---- INPUT MATERIAL

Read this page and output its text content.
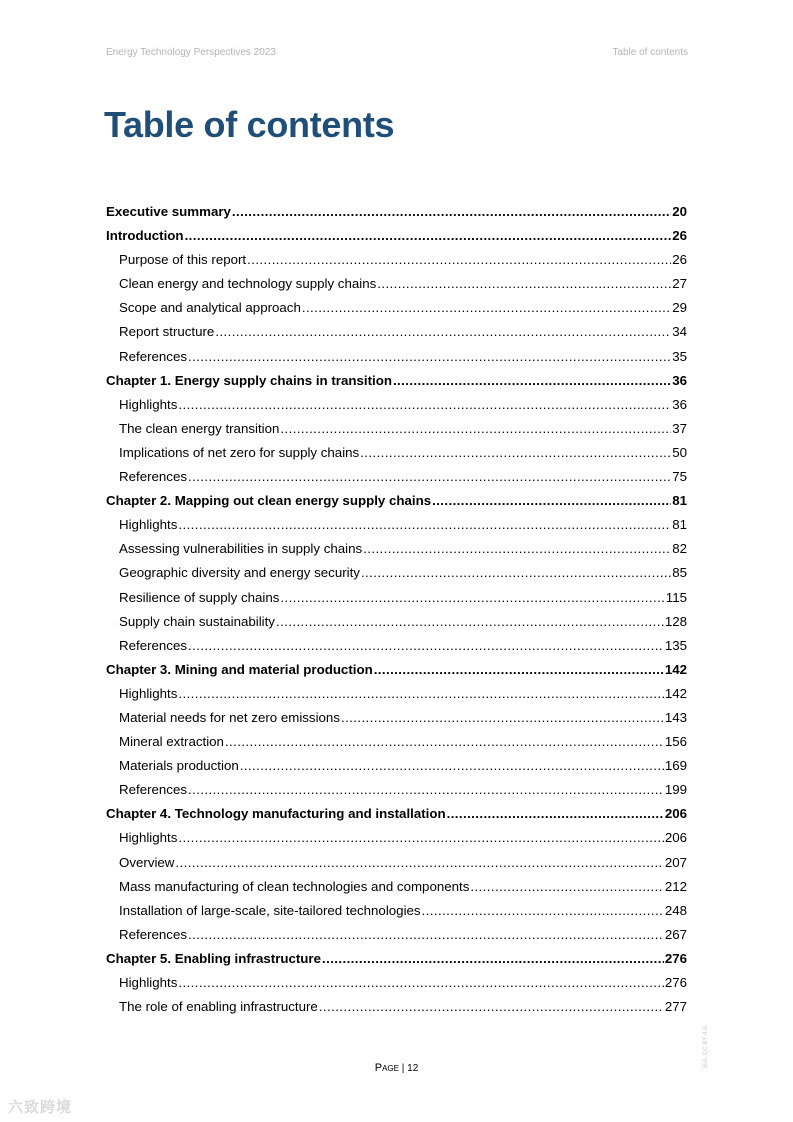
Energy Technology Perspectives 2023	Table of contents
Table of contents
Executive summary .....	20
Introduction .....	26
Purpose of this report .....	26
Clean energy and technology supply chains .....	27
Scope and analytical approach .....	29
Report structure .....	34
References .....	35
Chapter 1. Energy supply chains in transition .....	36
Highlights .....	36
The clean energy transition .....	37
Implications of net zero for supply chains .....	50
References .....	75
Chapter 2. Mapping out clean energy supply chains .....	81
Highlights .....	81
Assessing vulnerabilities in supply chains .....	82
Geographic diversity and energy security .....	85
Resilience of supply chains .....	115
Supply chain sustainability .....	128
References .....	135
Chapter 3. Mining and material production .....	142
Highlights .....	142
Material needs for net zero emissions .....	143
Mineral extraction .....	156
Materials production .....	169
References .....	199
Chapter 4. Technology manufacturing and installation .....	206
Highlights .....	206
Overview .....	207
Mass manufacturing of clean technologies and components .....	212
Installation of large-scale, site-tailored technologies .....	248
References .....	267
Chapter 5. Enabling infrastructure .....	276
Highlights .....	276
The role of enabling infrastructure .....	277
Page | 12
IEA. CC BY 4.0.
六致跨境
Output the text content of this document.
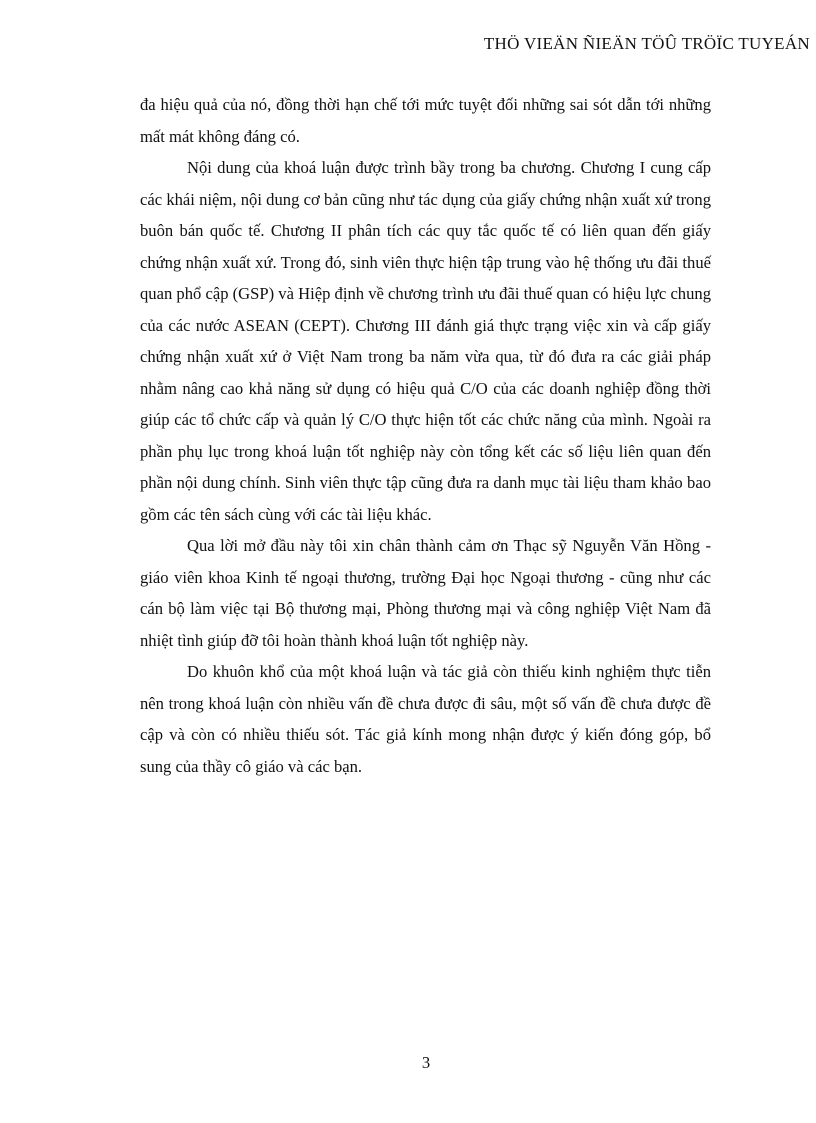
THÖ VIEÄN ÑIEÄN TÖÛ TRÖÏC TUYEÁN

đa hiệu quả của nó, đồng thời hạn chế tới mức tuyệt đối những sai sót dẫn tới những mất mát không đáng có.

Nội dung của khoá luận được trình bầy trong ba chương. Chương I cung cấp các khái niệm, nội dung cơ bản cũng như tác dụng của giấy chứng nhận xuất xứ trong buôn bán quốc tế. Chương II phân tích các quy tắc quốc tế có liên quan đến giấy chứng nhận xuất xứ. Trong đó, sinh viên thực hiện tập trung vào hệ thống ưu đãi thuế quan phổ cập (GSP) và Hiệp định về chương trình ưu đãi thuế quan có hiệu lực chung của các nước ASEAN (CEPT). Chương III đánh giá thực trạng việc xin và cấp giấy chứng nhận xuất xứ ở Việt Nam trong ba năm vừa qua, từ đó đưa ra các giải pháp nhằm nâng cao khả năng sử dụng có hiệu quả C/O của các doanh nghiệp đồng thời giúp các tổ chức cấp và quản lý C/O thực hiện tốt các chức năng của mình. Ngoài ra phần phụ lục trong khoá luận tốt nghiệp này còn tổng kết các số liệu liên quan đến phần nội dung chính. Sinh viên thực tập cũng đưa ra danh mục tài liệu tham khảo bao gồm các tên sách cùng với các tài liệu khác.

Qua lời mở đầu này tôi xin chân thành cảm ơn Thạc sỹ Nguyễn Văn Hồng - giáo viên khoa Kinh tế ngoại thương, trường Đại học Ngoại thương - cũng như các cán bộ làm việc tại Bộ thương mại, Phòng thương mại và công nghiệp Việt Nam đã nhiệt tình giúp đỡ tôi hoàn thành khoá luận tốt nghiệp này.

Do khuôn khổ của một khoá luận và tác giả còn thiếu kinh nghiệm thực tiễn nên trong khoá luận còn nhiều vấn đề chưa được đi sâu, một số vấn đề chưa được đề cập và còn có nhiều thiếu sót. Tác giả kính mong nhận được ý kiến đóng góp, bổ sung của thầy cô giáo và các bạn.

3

--------

Keep the pictures out of your copy, and repeat every entry above exactly.

- CORRECT RESULT
Read this page and output its text content.
Energy Technology Perspectives 2023	Table of contents
Table of contents
Executive summary .....	20
Introduction .....	26
Purpose of this report .....	26
Clean energy and technology supply chains .....	27
Scope and analytical approach .....	29
Report structure .....	34
References .....	35
Chapter 1. Energy supply chains in transition .....	36
Highlights .....	36
The clean energy transition .....	37
Implications of net zero for supply chains .....	50
References .....	75
Chapter 2. Mapping out clean energy supply chains .....	81
Highlights .....	81
Assessing vulnerabilities in supply chains .....	82
Geographic diversity and energy security .....	85
Resilience of supply chains .....	115
Supply chain sustainability .....	128
References .....	135
Chapter 3. Mining and material production .....	142
Highlights .....	142
Material needs for net zero emissions .....	143
Mineral extraction .....	156
Materials production .....	169
References .....	199
Chapter 4. Technology manufacturing and installation .....	206
Highlights .....	206
Overview .....	207
Mass manufacturing of clean technologies and components .....	212
Installation of large-scale, site-tailored technologies .....	248
References .....	267
Chapter 5. Enabling infrastructure .....	276
Highlights .....	276
The role of enabling infrastructure .....	277
Page | 12
IEA. CC BY 4.0.
六致跨境
Output the text content of this document.
THÖ VIEÄN ÑIEÄN TÖÛ TRÖÏC TUYEÁN

đa hiệu quả của nó, đồng thời hạn chế tới mức tuyệt đối những sai sót dẫn tới những mất mát không đáng có.

Nội dung của khoá luận được trình bầy trong ba chương. Chương I cung cấp các khái niệm, nội dung cơ bản cũng như tác dụng của giấy chứng nhận xuất xứ trong buôn bán quốc tế. Chương II phân tích các quy tắc quốc tế có liên quan đến giấy chứng nhận xuất xứ. Trong đó, sinh viên thực hiện tập trung vào hệ thống ưu đãi thuế quan phổ cập (GSP) và Hiệp định về chương trình ưu đãi thuế quan có hiệu lực chung của các nước ASEAN (CEPT). Chương III đánh giá thực trạng việc xin và cấp giấy chứng nhận xuất xứ ở Việt Nam trong ba năm vừa qua, từ đó đưa ra các giải pháp nhằm nâng cao khả năng sử dụng có hiệu quả C/O của các doanh nghiệp đồng thời giúp các tổ chức cấp và quản lý C/O thực hiện tốt các chức năng của mình. Ngoài ra phần phụ lục trong khoá luận tốt nghiệp này còn tổng kết các số liệu liên quan đến phần nội dung chính. Sinh viên thực tập cũng đưa ra danh mục tài liệu tham khảo bao gồm các tên sách cùng với các tài liệu khác.

Qua lời mở đầu này tôi xin chân thành cảm ơn Thạc sỹ Nguyễn Văn Hồng - giáo viên khoa Kinh tế ngoại thương, trường Đại học Ngoại thương - cũng như các cán bộ làm việc tại Bộ thương mại, Phòng thương mại và công nghiệp Việt Nam đã nhiệt tình giúp đỡ tôi hoàn thành khoá luận tốt nghiệp này.

Do khuôn khổ của một khoá luận và tác giả còn thiếu kinh nghiệm thực tiễn nên trong khoá luận còn nhiều vấn đề chưa được đi sâu, một số vấn đề chưa được đề cập và còn có nhiều thiếu sót. Tác giả kính mong nhận được ý kiến đóng góp, bổ sung của thầy cô giáo và các bạn.

3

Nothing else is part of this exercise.